— start DATA TO PROCESS —

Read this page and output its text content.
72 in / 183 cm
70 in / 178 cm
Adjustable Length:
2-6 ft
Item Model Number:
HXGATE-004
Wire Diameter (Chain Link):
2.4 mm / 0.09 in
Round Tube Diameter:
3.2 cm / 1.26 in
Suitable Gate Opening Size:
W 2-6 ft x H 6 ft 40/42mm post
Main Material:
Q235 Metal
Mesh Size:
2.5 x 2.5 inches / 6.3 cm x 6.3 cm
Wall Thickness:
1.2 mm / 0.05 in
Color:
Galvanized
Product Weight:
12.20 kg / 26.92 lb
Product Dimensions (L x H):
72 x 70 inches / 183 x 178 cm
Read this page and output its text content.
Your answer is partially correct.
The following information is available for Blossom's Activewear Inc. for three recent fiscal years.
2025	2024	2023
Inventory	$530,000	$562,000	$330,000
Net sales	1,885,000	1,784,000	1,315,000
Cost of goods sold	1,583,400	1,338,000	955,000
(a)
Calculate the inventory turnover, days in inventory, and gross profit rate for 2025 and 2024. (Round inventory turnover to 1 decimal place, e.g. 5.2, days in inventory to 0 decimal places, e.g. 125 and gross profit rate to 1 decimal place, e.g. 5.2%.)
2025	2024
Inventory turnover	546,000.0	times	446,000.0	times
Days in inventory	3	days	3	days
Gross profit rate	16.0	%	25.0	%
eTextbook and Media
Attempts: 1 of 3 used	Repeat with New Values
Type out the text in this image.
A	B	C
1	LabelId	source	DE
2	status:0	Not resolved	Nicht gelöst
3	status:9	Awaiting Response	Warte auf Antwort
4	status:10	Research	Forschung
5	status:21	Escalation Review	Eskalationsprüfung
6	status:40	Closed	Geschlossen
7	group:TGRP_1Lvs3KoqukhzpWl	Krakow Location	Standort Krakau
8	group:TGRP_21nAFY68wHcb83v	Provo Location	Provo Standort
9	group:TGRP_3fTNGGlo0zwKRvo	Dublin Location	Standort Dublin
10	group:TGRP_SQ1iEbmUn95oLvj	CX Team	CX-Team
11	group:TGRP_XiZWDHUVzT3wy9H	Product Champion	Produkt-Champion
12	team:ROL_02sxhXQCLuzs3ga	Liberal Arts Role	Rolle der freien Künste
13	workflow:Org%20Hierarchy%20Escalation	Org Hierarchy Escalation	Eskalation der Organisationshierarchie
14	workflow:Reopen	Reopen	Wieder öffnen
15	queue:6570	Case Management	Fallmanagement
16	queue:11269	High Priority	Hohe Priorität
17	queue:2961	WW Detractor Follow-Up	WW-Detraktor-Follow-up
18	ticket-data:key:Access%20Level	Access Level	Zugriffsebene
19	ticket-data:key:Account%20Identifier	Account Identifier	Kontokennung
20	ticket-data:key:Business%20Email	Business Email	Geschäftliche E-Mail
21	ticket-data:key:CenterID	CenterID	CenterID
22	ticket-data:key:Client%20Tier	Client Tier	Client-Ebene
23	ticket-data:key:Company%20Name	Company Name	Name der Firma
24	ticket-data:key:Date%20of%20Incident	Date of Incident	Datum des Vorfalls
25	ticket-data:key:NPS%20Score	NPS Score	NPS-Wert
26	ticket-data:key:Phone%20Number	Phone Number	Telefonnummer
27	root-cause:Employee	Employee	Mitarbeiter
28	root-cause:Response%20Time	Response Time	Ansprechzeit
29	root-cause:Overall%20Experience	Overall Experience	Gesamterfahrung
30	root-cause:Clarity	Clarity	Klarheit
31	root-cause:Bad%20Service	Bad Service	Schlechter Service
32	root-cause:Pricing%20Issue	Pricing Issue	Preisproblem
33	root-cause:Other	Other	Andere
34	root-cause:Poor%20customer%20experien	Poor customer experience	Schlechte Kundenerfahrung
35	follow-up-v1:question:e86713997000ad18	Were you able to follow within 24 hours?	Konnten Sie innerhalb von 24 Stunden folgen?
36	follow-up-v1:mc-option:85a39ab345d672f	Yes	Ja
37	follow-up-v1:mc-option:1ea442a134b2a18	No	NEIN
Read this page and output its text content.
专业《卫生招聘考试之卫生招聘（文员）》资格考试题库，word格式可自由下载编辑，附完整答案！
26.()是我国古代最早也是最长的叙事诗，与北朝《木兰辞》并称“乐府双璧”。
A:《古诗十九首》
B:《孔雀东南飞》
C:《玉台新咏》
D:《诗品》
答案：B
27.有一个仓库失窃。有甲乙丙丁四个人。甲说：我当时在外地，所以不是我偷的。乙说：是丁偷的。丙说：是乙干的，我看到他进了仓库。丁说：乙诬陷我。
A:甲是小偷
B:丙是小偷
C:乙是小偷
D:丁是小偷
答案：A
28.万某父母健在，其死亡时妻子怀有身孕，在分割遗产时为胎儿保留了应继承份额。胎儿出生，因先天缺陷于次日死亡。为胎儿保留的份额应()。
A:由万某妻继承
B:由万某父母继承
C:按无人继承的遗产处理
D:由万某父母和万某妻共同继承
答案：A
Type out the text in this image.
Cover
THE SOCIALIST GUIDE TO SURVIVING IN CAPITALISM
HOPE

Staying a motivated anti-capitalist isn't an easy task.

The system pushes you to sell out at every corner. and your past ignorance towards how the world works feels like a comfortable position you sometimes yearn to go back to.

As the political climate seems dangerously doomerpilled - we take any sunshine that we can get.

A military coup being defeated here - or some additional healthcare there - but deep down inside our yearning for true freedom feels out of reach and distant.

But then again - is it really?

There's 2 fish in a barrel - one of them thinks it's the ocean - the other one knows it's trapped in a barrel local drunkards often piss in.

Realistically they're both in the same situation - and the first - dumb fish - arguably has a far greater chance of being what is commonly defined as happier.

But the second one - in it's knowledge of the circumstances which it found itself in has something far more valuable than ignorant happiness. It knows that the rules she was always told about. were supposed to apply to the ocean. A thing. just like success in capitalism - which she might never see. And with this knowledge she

— end DATA TO PROCESS —

▶ [BRIEF] Which lines above contain the word "Product"? Copy each of them.

▶ [RESPONSE]
Product Weight:
Product Dimensions (L x H):
11	group:TGRP_XiZWDHUVzT3wy9H	Product Champion	Produkt-Champion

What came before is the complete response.